- _WRITTEN EXERCISE_:
Quote the whole listing word for word, please.

------------------------

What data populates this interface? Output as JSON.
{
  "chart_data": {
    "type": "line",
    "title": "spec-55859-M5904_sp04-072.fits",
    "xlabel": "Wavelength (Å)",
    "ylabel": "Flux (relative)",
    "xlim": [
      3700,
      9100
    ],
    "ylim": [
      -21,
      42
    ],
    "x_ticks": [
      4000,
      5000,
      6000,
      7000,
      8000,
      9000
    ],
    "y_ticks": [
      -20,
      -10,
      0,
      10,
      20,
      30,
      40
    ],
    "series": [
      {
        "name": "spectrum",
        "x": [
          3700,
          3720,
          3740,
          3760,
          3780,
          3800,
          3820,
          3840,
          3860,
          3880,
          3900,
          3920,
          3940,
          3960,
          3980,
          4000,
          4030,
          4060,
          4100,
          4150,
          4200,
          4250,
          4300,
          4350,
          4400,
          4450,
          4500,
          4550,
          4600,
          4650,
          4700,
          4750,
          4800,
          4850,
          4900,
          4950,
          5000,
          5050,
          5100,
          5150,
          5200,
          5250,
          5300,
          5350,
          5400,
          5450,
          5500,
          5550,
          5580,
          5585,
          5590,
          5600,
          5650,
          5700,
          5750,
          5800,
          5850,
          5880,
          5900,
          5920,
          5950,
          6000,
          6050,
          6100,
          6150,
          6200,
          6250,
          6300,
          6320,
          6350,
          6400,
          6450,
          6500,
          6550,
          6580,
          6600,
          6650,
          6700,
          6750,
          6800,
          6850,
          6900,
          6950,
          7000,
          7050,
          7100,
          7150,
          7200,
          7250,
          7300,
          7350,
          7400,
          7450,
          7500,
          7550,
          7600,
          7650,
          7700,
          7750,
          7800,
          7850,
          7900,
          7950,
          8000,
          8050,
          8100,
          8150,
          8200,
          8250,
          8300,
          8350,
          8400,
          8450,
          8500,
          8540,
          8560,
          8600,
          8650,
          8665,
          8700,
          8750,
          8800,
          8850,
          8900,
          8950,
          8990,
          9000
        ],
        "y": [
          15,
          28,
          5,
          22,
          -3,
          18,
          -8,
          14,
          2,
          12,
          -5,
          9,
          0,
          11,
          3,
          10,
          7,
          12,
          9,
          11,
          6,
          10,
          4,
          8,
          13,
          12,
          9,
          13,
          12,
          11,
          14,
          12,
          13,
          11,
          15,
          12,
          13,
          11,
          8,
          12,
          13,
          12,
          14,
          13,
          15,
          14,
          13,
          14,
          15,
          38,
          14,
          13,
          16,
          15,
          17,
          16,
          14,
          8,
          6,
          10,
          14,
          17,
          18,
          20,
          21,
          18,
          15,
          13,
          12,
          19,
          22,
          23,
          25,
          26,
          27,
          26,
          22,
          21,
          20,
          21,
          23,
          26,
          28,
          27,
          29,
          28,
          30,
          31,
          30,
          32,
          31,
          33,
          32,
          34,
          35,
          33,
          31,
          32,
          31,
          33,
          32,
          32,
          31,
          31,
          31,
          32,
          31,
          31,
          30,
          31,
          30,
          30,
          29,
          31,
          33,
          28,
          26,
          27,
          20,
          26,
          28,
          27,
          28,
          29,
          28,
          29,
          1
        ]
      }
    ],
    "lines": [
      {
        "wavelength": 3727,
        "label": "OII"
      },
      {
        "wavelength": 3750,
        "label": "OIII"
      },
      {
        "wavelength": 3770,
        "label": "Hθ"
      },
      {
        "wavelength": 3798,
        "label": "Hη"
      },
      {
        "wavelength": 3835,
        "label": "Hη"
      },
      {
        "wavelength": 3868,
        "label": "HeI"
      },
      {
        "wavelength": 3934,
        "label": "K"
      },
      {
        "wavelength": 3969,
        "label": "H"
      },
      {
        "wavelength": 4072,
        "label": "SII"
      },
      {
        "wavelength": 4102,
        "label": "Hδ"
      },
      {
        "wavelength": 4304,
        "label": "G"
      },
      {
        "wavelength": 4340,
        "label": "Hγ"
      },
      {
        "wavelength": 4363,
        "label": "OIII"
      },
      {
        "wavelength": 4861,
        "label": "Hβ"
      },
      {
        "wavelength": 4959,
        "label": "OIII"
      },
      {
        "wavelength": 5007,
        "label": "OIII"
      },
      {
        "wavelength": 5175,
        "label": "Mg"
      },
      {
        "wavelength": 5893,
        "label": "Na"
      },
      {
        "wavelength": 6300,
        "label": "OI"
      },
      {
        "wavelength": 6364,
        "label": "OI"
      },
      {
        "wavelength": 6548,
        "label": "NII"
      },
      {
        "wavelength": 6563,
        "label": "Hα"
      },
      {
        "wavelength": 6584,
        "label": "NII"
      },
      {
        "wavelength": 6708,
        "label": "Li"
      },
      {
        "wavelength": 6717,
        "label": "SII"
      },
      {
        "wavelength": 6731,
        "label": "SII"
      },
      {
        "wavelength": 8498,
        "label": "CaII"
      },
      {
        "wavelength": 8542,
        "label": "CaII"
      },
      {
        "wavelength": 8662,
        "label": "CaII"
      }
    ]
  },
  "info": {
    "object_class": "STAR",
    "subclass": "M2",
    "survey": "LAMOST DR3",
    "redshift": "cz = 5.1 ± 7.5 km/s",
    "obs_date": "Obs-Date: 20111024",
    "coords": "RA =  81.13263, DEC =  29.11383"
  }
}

------------------------

- _EXERCISE ANSWER_:
What data populates this interface? Output as JSON.
{
  "chart_data": {
    "type": "line",
    "title": "spec-55859-M5904_sp04-072.fits",
    "xlabel": "Wavelength (Å)",
    "ylabel": "Flux (relative)",
    "xlim": [
      3700,
      9100
    ],
    "ylim": [
      -21,
      42
    ],
    "x_ticks": [
      4000,
      5000,
      6000,
      7000,
      8000,
      9000
    ],
    "y_ticks": [
      -20,
      -10,
      0,
      10,
      20,
      30,
      40
    ],
    "series": [
      {
        "name": "spectrum",
        "x": [
          3700,
          3720,
          3740,
          3760,
          3780,
          3800,
          3820,
          3840,
          3860,
          3880,
          3900,
          3920,
          3940,
          3960,
          3980,
          4000,
          4030,
          4060,
          4100,
          4150,
          4200,
          4250,
          4300,
          4350,
          4400,
          4450,
          4500,
          4550,
          4600,
          4650,
          4700,
          4750,
          4800,
          4850,
          4900,
          4950,
          5000,
          5050,
          5100,
          5150,
          5200,
          5250,
          5300,
          5350,
          5400,
          5450,
          5500,
          5550,
          5580,
          5585,
          5590,
          5600,
          5650,
          5700,
          5750,
          5800,
          5850,
          5880,
          5900,
          5920,
          5950,
          6000,
          6050,
          6100,
          6150,
          6200,
          6250,
          6300,
          6320,
          6350,
          6400,
          6450,
          6500,
          6550,
          6580,
          6600,
          6650,
          6700,
          6750,
          6800,
          6850,
          6900,
          6950,
          7000,
          7050,
          7100,
          7150,
          7200,
          7250,
          7300,
          7350,
          7400,
          7450,
          7500,
          7550,
          7600,
          7650,
          7700,
          7750,
          7800,
          7850,
          7900,
          7950,
          8000,
          8050,
          8100,
          8150,
          8200,
          8250,
          8300,
          8350,
          8400,
          8450,
          8500,
          8540,
          8560,
          8600,
          8650,
          8665,
          8700,
          8750,
          8800,
          8850,
          8900,
          8950,
          8990,
          9000
        ],
        "y": [
          15,
          28,
          5,
          22,
          -3,
          18,
          -8,
          14,
          2,
          12,
          -5,
          9,
          0,
          11,
          3,
          10,
          7,
          12,
          9,
          11,
          6,
          10,
          4,
          8,
          13,
          12,
          9,
          13,
          12,
          11,
          14,
          12,
          13,
          11,
          15,
          12,
          13,
          11,
          8,
          12,
          13,
          12,
          14,
          13,
          15,
          14,
          13,
          14,
          15,
          38,
          14,
          13,
          16,
          15,
          17,
          16,
          14,
          8,
          6,
          10,
          14,
          17,
          18,
          20,
          21,
          18,
          15,
          13,
          12,
          19,
          22,
          23,
          25,
          26,
          27,
          26,
          22,
          21,
          20,
          21,
          23,
          26,
          28,
          27,
          29,
          28,
          30,
          31,
          30,
          32,
          31,
          33,
          32,
          34,
          35,
          33,
          31,
          32,
          31,
          33,
          32,
          32,
          31,
          31,
          31,
          32,
          31,
          31,
          30,
          31,
          30,
          30,
          29,
          31,
          33,
          28,
          26,
          27,
          20,
          26,
          28,
          27,
          28,
          29,
          28,
          29,
          1
        ]
      }
    ],
    "lines": [
      {
        "wavelength": 3727,
        "label": "OII"
      },
      {
        "wavelength": 3750,
        "label": "OIII"
      },
      {
        "wavelength": 3770,
        "label": "Hθ"
      },
      {
        "wavelength": 3798,
        "label": "Hη"
      },
      {
        "wavelength": 3835,
        "label": "Hη"
      },
      {
        "wavelength": 3868,
        "label": "HeI"
      },
      {
        "wavelength": 3934,
        "label": "K"
      },
      {
        "wavelength": 3969,
        "label": "H"
      },
      {
        "wavelength": 4072,
        "label": "SII"
      },
      {
        "wavelength": 4102,
        "label": "Hδ"
      },
      {
        "wavelength": 4304,
        "label": "G"
      },
      {
        "wavelength": 4340,
        "label": "Hγ"
      },
      {
        "wavelength": 4363,
        "label": "OIII"
      },
      {
        "wavelength": 4861,
        "label": "Hβ"
      },
      {
        "wavelength": 4959,
        "label": "OIII"
      },
      {
        "wavelength": 5007,
        "label": "OIII"
      },
      {
        "wavelength": 5175,
        "label": "Mg"
      },
      {
        "wavelength": 5893,
        "label": "Na"
      },
      {
        "wavelength": 6300,
        "label": "OI"
      },
      {
        "wavelength": 6364,
        "label": "OI"
      },
      {
        "wavelength": 6548,
        "label": "NII"
      },
      {
        "wavelength": 6563,
        "label": "Hα"
      },
      {
        "wavelength": 6584,
        "label": "NII"
      },
      {
        "wavelength": 6708,
        "label": "Li"
      },
      {
        "wavelength": 6717,
        "label": "SII"
      },
      {
        "wavelength": 6731,
        "label": "SII"
      },
      {
        "wavelength": 8498,
        "label": "CaII"
      },
      {
        "wavelength": 8542,
        "label": "CaII"
      },
      {
        "wavelength": 8662,
        "label": "CaII"
      }
    ]
  },
  "info": {
    "object_class": "STAR",
    "subclass": "M2",
    "survey": "LAMOST DR3",
    "redshift": "cz = 5.1 ± 7.5 km/s",
    "obs_date": "Obs-Date: 20111024",
    "coords": "RA =  81.13263, DEC =  29.11383"
  }
}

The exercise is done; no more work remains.